# Exercise prompt:
Your job is to restate each entry word for word.
### Data for this task ###
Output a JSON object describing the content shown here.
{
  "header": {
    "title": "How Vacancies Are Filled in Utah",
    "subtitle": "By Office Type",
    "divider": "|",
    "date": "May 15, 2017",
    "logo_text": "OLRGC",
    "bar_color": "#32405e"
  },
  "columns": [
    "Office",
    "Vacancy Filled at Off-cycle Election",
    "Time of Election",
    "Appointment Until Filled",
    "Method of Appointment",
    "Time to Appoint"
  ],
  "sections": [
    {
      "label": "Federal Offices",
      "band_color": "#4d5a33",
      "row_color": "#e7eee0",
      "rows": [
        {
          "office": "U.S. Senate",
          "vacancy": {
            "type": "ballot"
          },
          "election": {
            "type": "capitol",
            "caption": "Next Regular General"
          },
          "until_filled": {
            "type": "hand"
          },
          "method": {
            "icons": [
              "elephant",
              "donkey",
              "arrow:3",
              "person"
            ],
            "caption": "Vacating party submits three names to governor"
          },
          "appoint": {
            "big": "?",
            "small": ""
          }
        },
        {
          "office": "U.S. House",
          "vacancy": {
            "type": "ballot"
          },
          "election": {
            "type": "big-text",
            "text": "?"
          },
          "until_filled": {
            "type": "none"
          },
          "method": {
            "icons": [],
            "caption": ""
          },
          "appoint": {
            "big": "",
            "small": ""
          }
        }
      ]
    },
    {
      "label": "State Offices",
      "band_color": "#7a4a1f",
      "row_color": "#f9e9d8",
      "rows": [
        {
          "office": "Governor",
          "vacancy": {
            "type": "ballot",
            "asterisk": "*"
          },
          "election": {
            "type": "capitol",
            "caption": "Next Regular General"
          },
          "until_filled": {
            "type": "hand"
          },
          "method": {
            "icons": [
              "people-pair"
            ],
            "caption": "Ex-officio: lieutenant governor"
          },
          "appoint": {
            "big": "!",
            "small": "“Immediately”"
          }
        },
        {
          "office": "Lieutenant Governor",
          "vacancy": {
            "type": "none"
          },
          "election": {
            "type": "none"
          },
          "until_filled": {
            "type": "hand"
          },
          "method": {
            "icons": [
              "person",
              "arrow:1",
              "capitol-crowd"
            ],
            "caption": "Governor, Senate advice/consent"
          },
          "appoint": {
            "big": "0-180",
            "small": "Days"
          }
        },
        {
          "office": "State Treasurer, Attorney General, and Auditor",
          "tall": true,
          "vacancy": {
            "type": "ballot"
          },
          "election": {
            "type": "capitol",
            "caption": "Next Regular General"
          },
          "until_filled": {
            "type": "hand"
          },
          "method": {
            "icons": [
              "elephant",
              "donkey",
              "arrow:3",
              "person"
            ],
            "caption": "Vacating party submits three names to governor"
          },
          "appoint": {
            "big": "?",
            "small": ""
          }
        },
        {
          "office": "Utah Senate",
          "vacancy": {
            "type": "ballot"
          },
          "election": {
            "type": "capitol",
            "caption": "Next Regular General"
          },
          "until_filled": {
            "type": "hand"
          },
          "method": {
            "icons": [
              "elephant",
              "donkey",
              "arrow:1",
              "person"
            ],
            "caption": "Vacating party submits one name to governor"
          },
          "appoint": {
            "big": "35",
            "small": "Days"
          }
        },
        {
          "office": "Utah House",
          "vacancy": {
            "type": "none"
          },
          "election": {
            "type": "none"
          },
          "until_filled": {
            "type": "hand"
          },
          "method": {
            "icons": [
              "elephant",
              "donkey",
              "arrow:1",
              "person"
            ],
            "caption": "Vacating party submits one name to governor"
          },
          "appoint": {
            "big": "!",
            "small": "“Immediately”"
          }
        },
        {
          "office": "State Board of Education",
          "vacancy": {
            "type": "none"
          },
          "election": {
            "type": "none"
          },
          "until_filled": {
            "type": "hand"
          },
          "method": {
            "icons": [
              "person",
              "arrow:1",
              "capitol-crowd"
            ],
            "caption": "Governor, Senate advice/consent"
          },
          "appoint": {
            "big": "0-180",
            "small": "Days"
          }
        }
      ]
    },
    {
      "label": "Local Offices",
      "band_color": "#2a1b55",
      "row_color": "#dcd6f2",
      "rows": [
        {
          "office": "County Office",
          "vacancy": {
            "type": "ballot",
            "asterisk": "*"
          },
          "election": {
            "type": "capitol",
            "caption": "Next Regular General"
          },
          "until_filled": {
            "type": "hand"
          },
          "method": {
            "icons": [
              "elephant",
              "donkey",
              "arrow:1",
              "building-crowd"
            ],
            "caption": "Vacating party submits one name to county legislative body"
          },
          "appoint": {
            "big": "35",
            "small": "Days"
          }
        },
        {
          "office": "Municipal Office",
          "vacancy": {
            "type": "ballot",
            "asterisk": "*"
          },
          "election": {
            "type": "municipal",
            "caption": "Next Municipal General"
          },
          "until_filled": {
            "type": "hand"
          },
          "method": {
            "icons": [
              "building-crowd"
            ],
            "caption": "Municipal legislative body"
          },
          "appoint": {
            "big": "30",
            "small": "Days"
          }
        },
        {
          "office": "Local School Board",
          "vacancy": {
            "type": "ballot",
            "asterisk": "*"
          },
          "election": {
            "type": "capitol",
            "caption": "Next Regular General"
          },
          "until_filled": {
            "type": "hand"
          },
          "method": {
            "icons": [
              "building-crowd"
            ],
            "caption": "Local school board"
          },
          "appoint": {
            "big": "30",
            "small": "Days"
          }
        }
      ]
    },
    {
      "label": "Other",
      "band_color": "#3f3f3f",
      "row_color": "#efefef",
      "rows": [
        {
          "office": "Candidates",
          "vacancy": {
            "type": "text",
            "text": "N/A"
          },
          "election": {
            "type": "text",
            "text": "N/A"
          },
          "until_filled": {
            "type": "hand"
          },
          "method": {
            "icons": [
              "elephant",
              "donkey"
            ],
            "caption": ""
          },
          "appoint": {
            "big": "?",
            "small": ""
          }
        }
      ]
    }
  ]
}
###
# Task answer:
Output a JSON object describing the content shown here.
{
  "header": {
    "title": "How Vacancies Are Filled in Utah",
    "subtitle": "By Office Type",
    "divider": "|",
    "date": "May 15, 2017",
    "logo_text": "OLRGC",
    "bar_color": "#32405e"
  },
  "columns": [
    "Office",
    "Vacancy Filled at Off-cycle Election",
    "Time of Election",
    "Appointment Until Filled",
    "Method of Appointment",
    "Time to Appoint"
  ],
  "sections": [
    {
      "label": "Federal Offices",
      "band_color": "#4d5a33",
      "row_color": "#e7eee0",
      "rows": [
        {
          "office": "U.S. Senate",
          "vacancy": {
            "type": "ballot"
          },
          "election": {
            "type": "capitol",
            "caption": "Next Regular General"
          },
          "until_filled": {
            "type": "hand"
          },
          "method": {
            "icons": [
              "elephant",
              "donkey",
              "arrow:3",
              "person"
            ],
            "caption": "Vacating party submits three names to governor"
          },
          "appoint": {
            "big": "?",
            "small": ""
          }
        },
        {
          "office": "U.S. House",
          "vacancy": {
            "type": "ballot"
          },
          "election": {
            "type": "big-text",
            "text": "?"
          },
          "until_filled": {
            "type": "none"
          },
          "method": {
            "icons": [],
            "caption": ""
          },
          "appoint": {
            "big": "",
            "small": ""
          }
        }
      ]
    },
    {
      "label": "State Offices",
      "band_color": "#7a4a1f",
      "row_color": "#f9e9d8",
      "rows": [
        {
          "office": "Governor",
          "vacancy": {
            "type": "ballot",
            "asterisk": "*"
          },
          "election": {
            "type": "capitol",
            "caption": "Next Regular General"
          },
          "until_filled": {
            "type": "hand"
          },
          "method": {
            "icons": [
              "people-pair"
            ],
            "caption": "Ex-officio: lieutenant governor"
          },
          "appoint": {
            "big": "!",
            "small": "“Immediately”"
          }
        },
        {
          "office": "Lieutenant Governor",
          "vacancy": {
            "type": "none"
          },
          "election": {
            "type": "none"
          },
          "until_filled": {
            "type": "hand"
          },
          "method": {
            "icons": [
              "person",
              "arrow:1",
              "capitol-crowd"
            ],
            "caption": "Governor, Senate advice/consent"
          },
          "appoint": {
            "big": "0-180",
            "small": "Days"
          }
        },
        {
          "office": "State Treasurer, Attorney General, and Auditor",
          "tall": true,
          "vacancy": {
            "type": "ballot"
          },
          "election": {
            "type": "capitol",
            "caption": "Next Regular General"
          },
          "until_filled": {
            "type": "hand"
          },
          "method": {
            "icons": [
              "elephant",
              "donkey",
              "arrow:3",
              "person"
            ],
            "caption": "Vacating party submits three names to governor"
          },
          "appoint": {
            "big": "?",
            "small": ""
          }
        },
        {
          "office": "Utah Senate",
          "vacancy": {
            "type": "ballot"
          },
          "election": {
            "type": "capitol",
            "caption": "Next Regular General"
          },
          "until_filled": {
            "type": "hand"
          },
          "method": {
            "icons": [
              "elephant",
              "donkey",
              "arrow:1",
              "person"
            ],
            "caption": "Vacating party submits one name to governor"
          },
          "appoint": {
            "big": "35",
            "small": "Days"
          }
        },
        {
          "office": "Utah House",
          "vacancy": {
            "type": "none"
          },
          "election": {
            "type": "none"
          },
          "until_filled": {
            "type": "hand"
          },
          "method": {
            "icons": [
              "elephant",
              "donkey",
              "arrow:1",
              "person"
            ],
            "caption": "Vacating party submits one name to governor"
          },
          "appoint": {
            "big": "!",
            "small": "“Immediately”"
          }
        },
        {
          "office": "State Board of Education",
          "vacancy": {
            "type": "none"
          },
          "election": {
            "type": "none"
          },
          "until_filled": {
            "type": "hand"
          },
          "method": {
            "icons": [
              "person",
              "arrow:1",
              "capitol-crowd"
            ],
            "caption": "Governor, Senate advice/consent"
          },
          "appoint": {
            "big": "0-180",
            "small": "Days"
          }
        }
      ]
    },
    {
      "label": "Local Offices",
      "band_color": "#2a1b55",
      "row_color": "#dcd6f2",
      "rows": [
        {
          "office": "County Office",
          "vacancy": {
            "type": "ballot",
            "asterisk": "*"
          },
          "election": {
            "type": "capitol",
            "caption": "Next Regular General"
          },
          "until_filled": {
            "type": "hand"
          },
          "method": {
            "icons": [
              "elephant",
              "donkey",
              "arrow:1",
              "building-crowd"
            ],
            "caption": "Vacating party submits one name to county legislative body"
          },
          "appoint": {
            "big": "35",
            "small": "Days"
          }
        },
        {
          "office": "Municipal Office",
          "vacancy": {
            "type": "ballot",
            "asterisk": "*"
          },
          "election": {
            "type": "municipal",
            "caption": "Next Municipal General"
          },
          "until_filled": {
            "type": "hand"
          },
          "method": {
            "icons": [
              "building-crowd"
            ],
            "caption": "Municipal legislative body"
          },
          "appoint": {
            "big": "30",
            "small": "Days"
          }
        },
        {
          "office": "Local School Board",
          "vacancy": {
            "type": "ballot",
            "asterisk": "*"
          },
          "election": {
            "type": "capitol",
            "caption": "Next Regular General"
          },
          "until_filled": {
            "type": "hand"
          },
          "method": {
            "icons": [
              "building-crowd"
            ],
            "caption": "Local school board"
          },
          "appoint": {
            "big": "30",
            "small": "Days"
          }
        }
      ]
    },
    {
      "label": "Other",
      "band_color": "#3f3f3f",
      "row_color": "#efefef",
      "rows": [
        {
          "office": "Candidates",
          "vacancy": {
            "type": "text",
            "text": "N/A"
          },
          "election": {
            "type": "text",
            "text": "N/A"
          },
          "until_filled": {
            "type": "hand"
          },
          "method": {
            "icons": [
              "elephant",
              "donkey"
            ],
            "caption": ""
          },
          "appoint": {
            "big": "?",
            "small": ""
          }
        }
      ]
    }
  ]
}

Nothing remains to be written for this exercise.